So, we're going to agree and disagree on this. Yes, I agree that the extension would be tangible value. But, I disagree that they could levy a special assessment for adding value. That value is immaterial for many owners. So, you end up with DVC getting charged to profit DVD. And that would be a valid claim.
 
So, we're going to agree and disagree on this. Yes, I agree that the extension would be tangible value. But, I disagree that they could levy a special assessment for adding value. That value is immaterial for many owners. So, you end up with DVC getting charged to profit DVD. And that would be a valid claim.
I could however see the validity of them making significant improvements/renovations to the common areas as part of such an expansion (like the updates they have done at PVB) and passing along part of that cost to current members as a special assessment since we would benefit from the renovated features (even though the primary motivation would be to sell new contracts)
 
I could however see the validity of them making significant improvements/renovations to the common areas as part of such an expansion (like the updates they have done at PVB) and passing along part of that cost to current members as a special assessment since we would benefit from the renovated features (even though the primary motivation would be to sell new contracts)

They would only be able to justify assessing the actual cost of building the new features to the owners. Disney can't go "well, we built a new pool and renovated the lobby, at a cost of $5 million. So we are going to assess each of the existing approx 2 million points $50 per point. They would only be able to do an assessment of $2.50 per point. Also a judge would have a hard time buying that it was in the owners best interest to do a special assessment to build a new pool or two when your reserve fund, which is supposed to cover property improvements like that, is already designated to do that exact thing.

....

## The task
Answer these questions about the special assessment discussion above.
(a) According to the first writer, what kind of value would the extension be?
(b) Where were the updates that are given as an example of common-area renovations done?
(c) What per-point assessment does the last writer say Disney could actually charge for the $5 million pool and lobby work?

## Information supplied
....

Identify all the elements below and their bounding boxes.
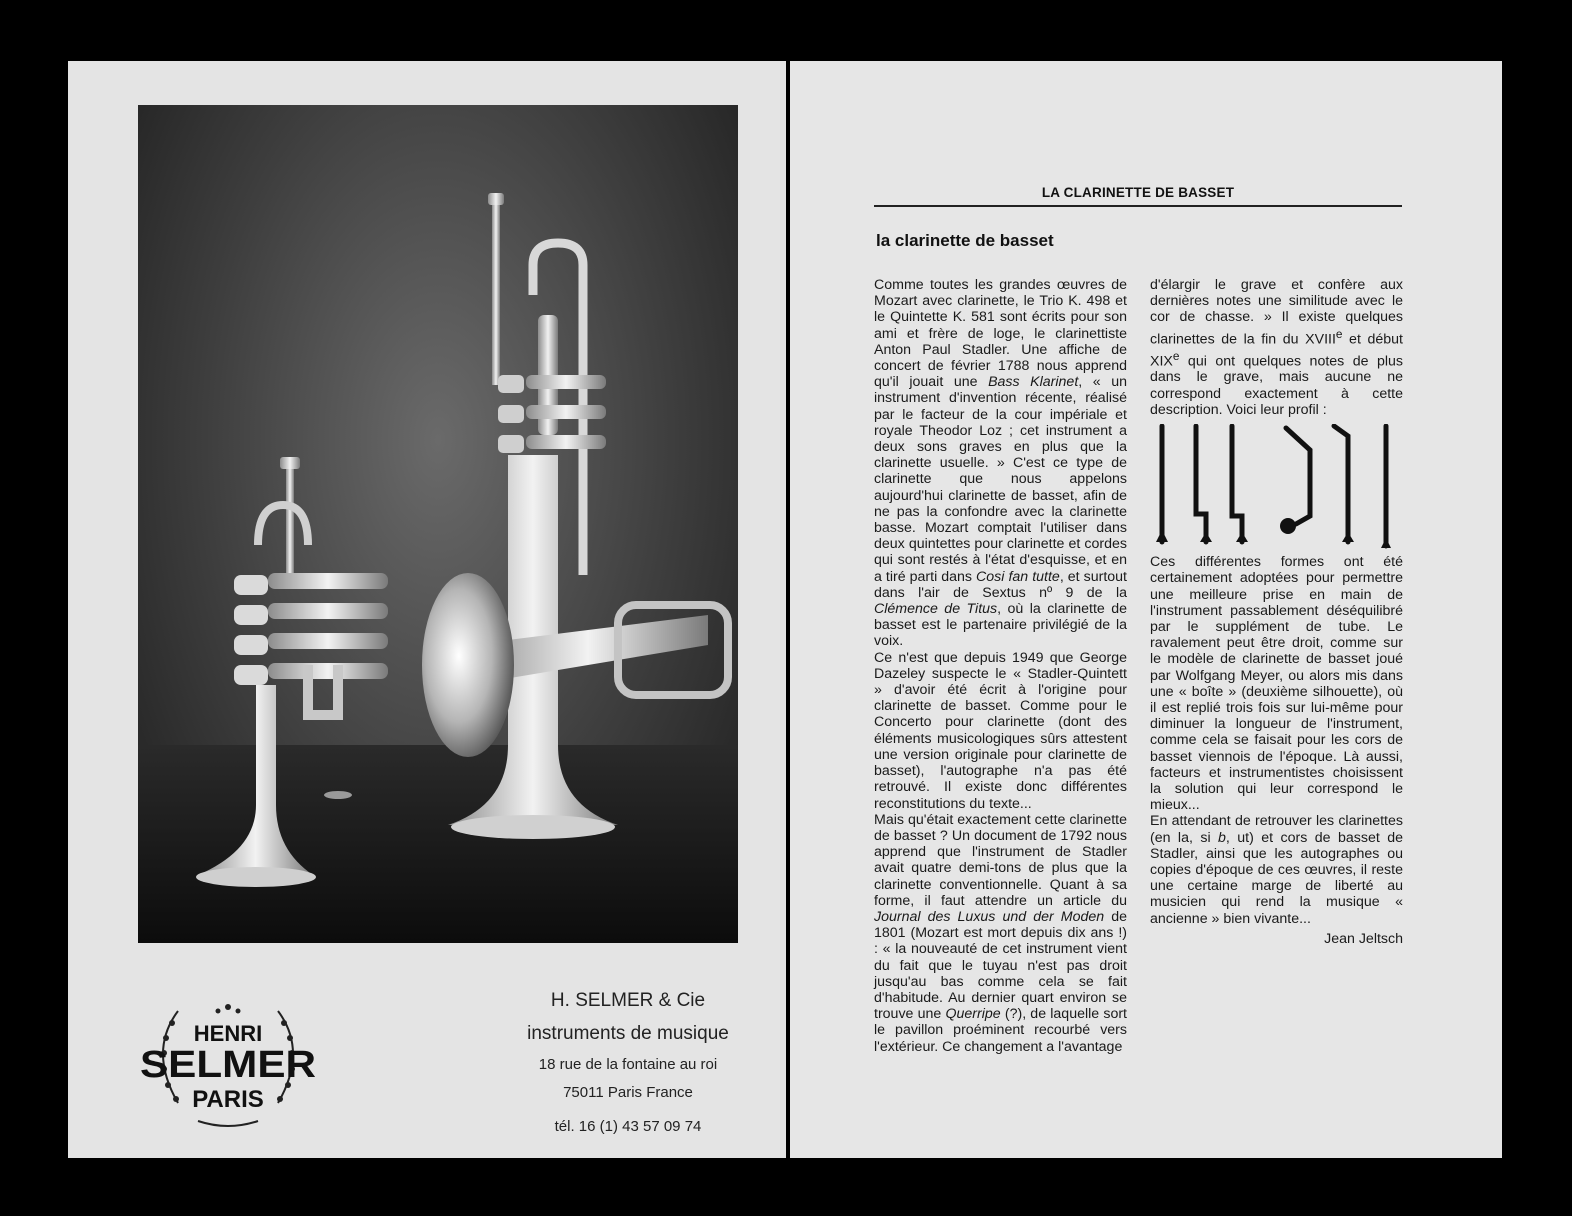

....

## Solution to this problem
(a) Tangible value.
(b) At PVB.
(c) $2.50 per point.